:: RECORDS SUPPLIED

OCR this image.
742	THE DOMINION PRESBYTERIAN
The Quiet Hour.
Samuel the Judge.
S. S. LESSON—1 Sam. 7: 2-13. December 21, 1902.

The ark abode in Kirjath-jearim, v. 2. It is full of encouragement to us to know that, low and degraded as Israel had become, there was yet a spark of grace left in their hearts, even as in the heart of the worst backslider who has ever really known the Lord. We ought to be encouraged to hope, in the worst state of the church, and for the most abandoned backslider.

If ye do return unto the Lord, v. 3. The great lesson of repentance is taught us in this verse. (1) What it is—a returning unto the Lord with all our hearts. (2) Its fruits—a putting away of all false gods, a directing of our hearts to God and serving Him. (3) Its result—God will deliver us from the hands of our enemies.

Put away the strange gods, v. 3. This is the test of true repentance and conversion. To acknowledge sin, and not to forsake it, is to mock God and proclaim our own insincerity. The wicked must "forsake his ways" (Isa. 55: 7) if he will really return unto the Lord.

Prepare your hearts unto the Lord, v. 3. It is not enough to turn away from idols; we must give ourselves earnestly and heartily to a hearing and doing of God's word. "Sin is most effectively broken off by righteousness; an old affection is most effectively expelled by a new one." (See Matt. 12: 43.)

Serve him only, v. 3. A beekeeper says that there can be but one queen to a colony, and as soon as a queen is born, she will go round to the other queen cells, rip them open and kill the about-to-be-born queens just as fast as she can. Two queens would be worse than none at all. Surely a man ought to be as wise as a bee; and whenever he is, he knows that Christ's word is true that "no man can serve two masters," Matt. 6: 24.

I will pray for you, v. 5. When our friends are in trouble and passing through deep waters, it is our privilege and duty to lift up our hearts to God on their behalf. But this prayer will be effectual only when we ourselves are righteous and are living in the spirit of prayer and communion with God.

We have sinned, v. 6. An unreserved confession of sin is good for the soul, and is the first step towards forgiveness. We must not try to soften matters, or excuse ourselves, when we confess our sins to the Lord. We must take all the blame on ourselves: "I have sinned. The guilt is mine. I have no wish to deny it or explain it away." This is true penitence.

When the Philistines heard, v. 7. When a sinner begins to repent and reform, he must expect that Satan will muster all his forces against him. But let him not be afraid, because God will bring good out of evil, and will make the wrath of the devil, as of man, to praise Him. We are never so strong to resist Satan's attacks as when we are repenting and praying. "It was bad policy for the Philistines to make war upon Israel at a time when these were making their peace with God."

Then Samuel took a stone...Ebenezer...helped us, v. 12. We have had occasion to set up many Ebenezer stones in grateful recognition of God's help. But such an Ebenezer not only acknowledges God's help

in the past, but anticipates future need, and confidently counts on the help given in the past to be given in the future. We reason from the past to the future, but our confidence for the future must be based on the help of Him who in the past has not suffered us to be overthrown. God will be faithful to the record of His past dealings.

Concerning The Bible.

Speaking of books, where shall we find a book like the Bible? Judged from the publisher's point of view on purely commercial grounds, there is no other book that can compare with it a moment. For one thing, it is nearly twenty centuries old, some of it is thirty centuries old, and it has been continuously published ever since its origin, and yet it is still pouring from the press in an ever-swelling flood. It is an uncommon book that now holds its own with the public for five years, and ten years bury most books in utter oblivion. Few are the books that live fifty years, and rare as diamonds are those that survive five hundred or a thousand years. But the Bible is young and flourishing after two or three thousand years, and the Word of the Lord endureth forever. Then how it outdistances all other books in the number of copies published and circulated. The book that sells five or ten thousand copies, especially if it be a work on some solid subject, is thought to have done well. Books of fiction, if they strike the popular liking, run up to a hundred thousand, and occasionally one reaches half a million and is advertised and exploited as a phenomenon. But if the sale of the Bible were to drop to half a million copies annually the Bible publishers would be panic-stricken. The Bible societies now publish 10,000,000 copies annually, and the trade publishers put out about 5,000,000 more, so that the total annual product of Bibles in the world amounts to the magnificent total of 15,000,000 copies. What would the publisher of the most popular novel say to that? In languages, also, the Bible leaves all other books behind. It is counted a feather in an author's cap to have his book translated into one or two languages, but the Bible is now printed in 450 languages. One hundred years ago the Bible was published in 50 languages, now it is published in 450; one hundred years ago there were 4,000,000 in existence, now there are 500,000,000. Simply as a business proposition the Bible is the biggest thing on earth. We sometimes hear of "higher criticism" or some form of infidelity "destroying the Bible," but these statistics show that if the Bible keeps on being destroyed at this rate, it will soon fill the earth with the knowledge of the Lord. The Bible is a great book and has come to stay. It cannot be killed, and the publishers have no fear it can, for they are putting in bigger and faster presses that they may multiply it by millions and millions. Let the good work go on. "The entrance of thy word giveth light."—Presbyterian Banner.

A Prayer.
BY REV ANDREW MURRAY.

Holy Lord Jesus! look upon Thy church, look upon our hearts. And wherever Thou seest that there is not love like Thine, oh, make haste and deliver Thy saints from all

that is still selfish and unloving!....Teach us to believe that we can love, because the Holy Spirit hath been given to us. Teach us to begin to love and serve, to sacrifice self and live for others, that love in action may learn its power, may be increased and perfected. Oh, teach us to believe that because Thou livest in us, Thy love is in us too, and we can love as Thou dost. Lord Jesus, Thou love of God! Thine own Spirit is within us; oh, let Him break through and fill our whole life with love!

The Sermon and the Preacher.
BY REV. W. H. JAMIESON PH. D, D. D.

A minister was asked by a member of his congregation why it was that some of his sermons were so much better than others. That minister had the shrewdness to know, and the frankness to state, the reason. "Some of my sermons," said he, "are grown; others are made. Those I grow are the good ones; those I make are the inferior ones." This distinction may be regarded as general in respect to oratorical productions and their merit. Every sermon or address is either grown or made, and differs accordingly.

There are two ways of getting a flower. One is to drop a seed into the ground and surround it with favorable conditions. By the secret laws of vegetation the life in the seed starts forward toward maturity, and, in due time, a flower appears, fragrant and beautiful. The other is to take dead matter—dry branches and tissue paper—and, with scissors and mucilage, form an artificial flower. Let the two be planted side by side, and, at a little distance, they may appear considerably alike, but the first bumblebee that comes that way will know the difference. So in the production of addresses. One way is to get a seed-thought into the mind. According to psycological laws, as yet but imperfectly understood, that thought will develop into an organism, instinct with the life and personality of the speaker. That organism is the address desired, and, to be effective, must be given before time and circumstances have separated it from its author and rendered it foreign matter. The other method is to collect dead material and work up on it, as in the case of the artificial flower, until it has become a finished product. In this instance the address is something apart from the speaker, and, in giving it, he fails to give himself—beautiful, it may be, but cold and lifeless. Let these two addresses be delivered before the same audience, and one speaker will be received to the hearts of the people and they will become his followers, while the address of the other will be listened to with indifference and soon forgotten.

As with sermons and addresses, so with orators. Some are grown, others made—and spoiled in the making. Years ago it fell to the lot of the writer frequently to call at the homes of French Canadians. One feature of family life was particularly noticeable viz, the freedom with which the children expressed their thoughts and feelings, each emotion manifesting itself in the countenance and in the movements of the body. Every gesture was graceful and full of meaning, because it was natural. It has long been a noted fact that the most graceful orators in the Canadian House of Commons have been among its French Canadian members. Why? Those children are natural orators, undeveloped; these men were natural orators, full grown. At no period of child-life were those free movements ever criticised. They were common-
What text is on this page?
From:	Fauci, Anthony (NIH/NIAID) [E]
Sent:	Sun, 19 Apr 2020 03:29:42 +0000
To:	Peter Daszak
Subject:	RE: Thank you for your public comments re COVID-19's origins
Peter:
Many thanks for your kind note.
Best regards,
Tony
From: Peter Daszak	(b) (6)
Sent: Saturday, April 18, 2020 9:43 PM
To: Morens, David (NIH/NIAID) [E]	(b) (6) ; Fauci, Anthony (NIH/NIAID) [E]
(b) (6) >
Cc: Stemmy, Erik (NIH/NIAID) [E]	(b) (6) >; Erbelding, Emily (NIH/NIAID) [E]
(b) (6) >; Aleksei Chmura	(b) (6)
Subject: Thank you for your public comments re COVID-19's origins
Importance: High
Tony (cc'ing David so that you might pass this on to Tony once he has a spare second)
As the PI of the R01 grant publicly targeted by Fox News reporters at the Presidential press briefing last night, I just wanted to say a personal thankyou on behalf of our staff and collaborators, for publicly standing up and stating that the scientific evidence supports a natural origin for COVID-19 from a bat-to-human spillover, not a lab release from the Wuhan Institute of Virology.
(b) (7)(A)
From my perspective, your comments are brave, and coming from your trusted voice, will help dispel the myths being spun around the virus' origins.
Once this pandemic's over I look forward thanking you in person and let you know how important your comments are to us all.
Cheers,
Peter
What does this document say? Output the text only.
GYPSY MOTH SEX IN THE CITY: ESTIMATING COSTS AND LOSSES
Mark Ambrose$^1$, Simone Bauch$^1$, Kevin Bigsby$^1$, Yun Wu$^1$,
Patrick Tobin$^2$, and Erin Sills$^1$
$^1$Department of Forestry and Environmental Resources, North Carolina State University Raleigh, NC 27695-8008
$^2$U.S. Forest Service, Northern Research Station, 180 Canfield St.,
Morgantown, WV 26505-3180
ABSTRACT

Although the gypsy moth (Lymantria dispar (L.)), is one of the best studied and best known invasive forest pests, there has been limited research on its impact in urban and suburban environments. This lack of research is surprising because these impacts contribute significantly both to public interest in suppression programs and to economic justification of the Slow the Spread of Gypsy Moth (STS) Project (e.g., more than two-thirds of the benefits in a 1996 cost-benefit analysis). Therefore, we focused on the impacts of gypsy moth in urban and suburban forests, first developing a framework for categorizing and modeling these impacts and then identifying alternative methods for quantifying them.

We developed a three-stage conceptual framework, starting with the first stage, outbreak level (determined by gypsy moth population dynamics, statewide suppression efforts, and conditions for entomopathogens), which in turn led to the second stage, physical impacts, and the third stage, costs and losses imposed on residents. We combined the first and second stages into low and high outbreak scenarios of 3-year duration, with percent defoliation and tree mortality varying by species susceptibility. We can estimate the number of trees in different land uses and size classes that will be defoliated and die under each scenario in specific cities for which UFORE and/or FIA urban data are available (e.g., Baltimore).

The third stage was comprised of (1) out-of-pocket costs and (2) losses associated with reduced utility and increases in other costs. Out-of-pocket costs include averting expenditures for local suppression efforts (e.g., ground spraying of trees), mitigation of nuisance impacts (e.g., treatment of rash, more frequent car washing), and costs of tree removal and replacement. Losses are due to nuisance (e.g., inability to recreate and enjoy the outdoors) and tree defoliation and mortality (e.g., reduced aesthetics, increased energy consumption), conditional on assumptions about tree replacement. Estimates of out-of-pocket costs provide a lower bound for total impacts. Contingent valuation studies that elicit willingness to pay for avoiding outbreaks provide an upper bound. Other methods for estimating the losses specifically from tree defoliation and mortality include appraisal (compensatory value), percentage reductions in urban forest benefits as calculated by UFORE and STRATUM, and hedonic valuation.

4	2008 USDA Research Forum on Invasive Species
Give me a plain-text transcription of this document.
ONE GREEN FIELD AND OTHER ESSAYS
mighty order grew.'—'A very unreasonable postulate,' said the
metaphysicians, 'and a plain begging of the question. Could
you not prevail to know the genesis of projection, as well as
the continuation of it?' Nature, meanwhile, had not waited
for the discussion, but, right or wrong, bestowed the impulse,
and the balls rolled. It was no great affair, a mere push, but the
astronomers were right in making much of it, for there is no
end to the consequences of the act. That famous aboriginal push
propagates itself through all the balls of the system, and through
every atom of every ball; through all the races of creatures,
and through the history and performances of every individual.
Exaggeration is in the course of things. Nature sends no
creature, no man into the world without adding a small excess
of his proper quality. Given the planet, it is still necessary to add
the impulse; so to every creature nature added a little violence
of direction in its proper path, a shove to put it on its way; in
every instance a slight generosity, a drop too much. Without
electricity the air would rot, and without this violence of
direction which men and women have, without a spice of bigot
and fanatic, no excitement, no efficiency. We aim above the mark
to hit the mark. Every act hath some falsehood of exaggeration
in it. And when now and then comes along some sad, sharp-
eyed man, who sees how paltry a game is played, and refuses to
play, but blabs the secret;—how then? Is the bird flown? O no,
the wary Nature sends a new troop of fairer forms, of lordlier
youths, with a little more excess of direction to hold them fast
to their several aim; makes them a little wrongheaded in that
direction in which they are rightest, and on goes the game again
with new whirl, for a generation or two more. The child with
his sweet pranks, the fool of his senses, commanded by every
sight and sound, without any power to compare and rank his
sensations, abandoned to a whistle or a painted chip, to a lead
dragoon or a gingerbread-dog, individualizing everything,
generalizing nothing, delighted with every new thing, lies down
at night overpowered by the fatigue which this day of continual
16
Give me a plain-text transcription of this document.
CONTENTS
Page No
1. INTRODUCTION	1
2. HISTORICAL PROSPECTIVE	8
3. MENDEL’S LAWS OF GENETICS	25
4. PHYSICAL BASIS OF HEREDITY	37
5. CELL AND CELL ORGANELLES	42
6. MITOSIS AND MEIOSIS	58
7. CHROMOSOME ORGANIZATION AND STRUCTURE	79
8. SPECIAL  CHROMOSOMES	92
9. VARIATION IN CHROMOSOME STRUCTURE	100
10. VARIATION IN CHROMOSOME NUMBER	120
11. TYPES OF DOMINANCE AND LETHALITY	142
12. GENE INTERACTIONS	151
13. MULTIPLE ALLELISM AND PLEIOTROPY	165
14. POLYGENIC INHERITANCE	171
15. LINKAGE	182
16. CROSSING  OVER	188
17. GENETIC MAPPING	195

::::

WHAT YOU WILL DO: The word to find is "look". Copy every line of the data that holds it.

WRITTEN RESPONSE:
Holy Lord Jesus! look upon Thy church, look upon our hearts. And wherever Thou seest that there is not love like Thine, oh, make haste and deliver Thy saints from all
Once this pandemic's over I look forward thanking you in person and let you know how important your comments are to us all.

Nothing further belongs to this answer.